Extracts from a graphics dataset:
* * *
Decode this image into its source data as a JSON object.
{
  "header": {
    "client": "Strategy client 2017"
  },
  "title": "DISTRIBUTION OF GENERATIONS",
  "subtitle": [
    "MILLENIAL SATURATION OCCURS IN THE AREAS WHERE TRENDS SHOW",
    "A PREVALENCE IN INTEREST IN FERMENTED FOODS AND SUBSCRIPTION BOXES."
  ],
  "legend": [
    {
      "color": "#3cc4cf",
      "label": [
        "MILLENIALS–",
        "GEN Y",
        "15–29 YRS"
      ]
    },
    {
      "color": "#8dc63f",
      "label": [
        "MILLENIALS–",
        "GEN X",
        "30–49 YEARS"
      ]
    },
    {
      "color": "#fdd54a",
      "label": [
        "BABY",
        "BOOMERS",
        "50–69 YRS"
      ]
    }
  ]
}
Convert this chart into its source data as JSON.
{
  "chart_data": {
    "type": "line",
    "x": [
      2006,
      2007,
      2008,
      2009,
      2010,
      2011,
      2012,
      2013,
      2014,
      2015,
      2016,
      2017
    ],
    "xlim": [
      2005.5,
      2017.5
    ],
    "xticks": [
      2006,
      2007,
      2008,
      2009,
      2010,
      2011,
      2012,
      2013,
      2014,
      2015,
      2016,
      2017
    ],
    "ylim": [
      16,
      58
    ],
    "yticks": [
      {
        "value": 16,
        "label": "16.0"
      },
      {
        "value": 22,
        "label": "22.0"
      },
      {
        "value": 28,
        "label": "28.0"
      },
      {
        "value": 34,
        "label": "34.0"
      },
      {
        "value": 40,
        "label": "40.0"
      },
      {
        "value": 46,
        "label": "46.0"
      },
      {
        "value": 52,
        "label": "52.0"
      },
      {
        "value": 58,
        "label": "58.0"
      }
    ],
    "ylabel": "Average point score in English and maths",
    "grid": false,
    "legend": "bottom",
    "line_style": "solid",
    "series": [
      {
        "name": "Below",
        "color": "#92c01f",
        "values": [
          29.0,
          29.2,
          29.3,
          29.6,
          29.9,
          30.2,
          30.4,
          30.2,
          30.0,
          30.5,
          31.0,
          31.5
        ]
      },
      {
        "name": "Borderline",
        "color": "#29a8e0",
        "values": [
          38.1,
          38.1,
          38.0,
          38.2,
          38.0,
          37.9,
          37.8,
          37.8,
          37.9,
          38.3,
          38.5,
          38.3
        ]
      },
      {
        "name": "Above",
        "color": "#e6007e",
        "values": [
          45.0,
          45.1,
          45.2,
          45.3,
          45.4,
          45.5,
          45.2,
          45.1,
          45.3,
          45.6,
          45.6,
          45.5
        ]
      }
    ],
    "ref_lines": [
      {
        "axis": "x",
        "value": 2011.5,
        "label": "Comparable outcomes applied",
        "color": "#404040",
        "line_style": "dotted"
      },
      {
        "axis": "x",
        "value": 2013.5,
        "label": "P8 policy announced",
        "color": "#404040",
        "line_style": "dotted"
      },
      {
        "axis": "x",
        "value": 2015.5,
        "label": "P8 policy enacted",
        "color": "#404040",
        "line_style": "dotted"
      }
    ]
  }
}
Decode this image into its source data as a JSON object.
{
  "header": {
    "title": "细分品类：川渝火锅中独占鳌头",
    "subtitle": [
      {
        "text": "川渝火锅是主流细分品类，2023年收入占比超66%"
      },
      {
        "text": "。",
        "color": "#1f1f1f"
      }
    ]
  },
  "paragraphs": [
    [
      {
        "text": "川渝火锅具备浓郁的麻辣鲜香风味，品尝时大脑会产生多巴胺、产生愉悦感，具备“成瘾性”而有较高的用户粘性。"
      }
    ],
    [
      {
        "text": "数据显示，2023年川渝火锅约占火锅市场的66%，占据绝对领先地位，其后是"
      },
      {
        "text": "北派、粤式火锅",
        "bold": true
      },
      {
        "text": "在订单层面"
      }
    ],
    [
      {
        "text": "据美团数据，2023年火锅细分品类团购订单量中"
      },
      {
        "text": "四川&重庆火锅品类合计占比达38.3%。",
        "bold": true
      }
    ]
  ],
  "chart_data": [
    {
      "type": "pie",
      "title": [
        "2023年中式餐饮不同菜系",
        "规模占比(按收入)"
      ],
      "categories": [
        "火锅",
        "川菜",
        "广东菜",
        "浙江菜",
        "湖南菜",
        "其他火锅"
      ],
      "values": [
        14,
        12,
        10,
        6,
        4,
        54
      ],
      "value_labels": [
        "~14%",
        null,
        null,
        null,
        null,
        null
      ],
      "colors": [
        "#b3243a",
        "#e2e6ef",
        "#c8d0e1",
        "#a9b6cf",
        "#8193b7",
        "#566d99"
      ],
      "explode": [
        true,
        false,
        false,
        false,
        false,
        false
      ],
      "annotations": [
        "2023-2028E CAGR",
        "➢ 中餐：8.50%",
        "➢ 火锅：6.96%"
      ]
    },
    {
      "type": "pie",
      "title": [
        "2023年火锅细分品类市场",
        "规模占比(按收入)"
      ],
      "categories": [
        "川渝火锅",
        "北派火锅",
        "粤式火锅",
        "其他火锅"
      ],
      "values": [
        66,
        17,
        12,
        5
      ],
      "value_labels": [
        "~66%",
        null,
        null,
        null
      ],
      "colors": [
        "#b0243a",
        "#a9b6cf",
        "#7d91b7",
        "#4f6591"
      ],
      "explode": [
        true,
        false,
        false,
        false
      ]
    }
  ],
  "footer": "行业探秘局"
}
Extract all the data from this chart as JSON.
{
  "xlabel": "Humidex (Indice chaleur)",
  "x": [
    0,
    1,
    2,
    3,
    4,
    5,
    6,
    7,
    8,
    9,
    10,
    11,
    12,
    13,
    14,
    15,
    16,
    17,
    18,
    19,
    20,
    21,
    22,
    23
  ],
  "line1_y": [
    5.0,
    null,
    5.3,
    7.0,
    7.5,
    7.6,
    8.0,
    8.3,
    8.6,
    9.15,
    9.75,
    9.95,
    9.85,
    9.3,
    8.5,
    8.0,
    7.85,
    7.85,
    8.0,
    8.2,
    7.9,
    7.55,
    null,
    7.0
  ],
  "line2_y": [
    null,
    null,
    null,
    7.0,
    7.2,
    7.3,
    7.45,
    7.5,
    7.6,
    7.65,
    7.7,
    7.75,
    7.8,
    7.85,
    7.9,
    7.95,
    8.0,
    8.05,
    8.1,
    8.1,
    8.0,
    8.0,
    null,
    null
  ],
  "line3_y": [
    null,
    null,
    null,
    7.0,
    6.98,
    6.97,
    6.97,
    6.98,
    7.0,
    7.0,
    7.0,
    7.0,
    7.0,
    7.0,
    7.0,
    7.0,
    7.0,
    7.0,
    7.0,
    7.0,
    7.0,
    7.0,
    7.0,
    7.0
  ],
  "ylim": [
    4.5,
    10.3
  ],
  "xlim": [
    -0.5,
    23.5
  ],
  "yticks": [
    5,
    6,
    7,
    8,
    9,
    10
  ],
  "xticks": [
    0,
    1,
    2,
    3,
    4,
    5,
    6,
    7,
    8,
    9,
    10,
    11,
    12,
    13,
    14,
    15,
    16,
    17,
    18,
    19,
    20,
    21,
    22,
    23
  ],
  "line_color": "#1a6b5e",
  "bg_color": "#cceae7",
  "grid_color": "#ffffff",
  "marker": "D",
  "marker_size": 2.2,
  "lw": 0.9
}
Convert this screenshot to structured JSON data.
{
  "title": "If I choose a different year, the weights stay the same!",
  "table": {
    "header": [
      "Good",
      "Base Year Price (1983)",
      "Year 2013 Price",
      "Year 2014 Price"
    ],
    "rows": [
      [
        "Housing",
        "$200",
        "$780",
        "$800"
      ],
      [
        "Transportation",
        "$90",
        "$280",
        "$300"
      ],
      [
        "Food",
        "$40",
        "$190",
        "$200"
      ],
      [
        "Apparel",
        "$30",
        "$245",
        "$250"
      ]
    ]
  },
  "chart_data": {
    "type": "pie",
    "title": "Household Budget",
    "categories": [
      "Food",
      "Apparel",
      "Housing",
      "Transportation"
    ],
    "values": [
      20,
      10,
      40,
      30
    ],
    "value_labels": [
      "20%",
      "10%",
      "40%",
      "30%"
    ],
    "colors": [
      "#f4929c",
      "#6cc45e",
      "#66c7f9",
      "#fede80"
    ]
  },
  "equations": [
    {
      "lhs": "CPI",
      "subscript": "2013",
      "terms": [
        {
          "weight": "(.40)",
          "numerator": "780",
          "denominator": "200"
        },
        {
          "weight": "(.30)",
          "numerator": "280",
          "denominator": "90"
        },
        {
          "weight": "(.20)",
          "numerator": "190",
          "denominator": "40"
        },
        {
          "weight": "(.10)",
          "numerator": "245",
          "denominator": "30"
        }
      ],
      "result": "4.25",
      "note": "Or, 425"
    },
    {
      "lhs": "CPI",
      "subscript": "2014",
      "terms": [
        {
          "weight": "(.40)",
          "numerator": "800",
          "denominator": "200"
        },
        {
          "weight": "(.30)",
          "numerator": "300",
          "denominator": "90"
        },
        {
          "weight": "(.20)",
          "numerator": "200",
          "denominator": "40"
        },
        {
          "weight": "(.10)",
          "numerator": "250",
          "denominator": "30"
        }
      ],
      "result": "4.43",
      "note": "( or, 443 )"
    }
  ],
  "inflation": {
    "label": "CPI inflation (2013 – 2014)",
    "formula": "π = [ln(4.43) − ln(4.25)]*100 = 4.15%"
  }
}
* * *
• _SET EXERCISE_: Extract every line that has the string "inflation" in it.

• _FINISHED TASK_:
  "inflation": {
    "label": "CPI inflation (2013 – 2014)",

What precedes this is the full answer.